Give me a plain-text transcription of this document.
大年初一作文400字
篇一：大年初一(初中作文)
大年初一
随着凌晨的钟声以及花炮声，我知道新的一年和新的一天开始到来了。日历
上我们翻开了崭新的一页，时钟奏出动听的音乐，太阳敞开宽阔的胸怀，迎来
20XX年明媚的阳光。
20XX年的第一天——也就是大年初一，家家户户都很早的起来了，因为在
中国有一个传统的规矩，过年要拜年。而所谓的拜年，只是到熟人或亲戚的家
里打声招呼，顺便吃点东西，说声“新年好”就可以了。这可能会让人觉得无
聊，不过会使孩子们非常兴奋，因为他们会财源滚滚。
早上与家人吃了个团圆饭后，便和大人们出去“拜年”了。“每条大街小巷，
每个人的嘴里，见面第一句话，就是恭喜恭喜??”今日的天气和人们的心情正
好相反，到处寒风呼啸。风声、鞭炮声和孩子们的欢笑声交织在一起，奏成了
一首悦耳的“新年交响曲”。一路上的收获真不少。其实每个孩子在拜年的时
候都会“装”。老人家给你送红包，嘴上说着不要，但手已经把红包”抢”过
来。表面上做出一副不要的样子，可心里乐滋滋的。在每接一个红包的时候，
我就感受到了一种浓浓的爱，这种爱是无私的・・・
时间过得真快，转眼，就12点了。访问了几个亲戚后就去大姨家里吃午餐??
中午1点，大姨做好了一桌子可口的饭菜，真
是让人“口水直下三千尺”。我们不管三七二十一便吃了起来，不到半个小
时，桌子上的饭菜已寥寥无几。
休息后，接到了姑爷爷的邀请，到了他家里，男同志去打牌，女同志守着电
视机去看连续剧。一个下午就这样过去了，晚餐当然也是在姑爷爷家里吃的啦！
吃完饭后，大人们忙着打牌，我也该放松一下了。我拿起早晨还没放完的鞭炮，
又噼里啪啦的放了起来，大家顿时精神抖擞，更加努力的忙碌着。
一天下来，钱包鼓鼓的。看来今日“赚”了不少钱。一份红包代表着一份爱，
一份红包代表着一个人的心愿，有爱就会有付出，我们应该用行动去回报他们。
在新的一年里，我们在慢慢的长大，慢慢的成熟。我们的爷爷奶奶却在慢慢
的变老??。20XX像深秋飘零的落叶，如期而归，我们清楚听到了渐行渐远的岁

* **DESCRIPTION OF THE TASK**
Repeat the lines above exactly.

* **RESULT FOR THIS TASK**
Give me a plain-text transcription of this document.
大年初一作文400字
篇一：大年初一(初中作文)
大年初一
随着凌晨的钟声以及花炮声，我知道新的一年和新的一天开始到来了。日历
上我们翻开了崭新的一页，时钟奏出动听的音乐，太阳敞开宽阔的胸怀，迎来
20XX年明媚的阳光。
20XX年的第一天——也就是大年初一，家家户户都很早的起来了，因为在
中国有一个传统的规矩，过年要拜年。而所谓的拜年，只是到熟人或亲戚的家
里打声招呼，顺便吃点东西，说声“新年好”就可以了。这可能会让人觉得无
聊，不过会使孩子们非常兴奋，因为他们会财源滚滚。
早上与家人吃了个团圆饭后，便和大人们出去“拜年”了。“每条大街小巷，
每个人的嘴里，见面第一句话，就是恭喜恭喜??”今日的天气和人们的心情正
好相反，到处寒风呼啸。风声、鞭炮声和孩子们的欢笑声交织在一起，奏成了
一首悦耳的“新年交响曲”。一路上的收获真不少。其实每个孩子在拜年的时
候都会“装”。老人家给你送红包，嘴上说着不要，但手已经把红包”抢”过
来。表面上做出一副不要的样子，可心里乐滋滋的。在每接一个红包的时候，
我就感受到了一种浓浓的爱，这种爱是无私的・・・
时间过得真快，转眼，就12点了。访问了几个亲戚后就去大姨家里吃午餐??
中午1点，大姨做好了一桌子可口的饭菜，真
是让人“口水直下三千尺”。我们不管三七二十一便吃了起来，不到半个小
时，桌子上的饭菜已寥寥无几。
休息后，接到了姑爷爷的邀请，到了他家里，男同志去打牌，女同志守着电
视机去看连续剧。一个下午就这样过去了，晚餐当然也是在姑爷爷家里吃的啦！
吃完饭后，大人们忙着打牌，我也该放松一下了。我拿起早晨还没放完的鞭炮，
又噼里啪啦的放了起来，大家顿时精神抖擞，更加努力的忙碌着。
一天下来，钱包鼓鼓的。看来今日“赚”了不少钱。一份红包代表着一份爱，
一份红包代表着一个人的心愿，有爱就会有付出，我们应该用行动去回报他们。
在新的一年里，我们在慢慢的长大，慢慢的成熟。我们的爷爷奶奶却在慢慢
的变老??。20XX像深秋飘零的落叶，如期而归，我们清楚听到了渐行渐远的岁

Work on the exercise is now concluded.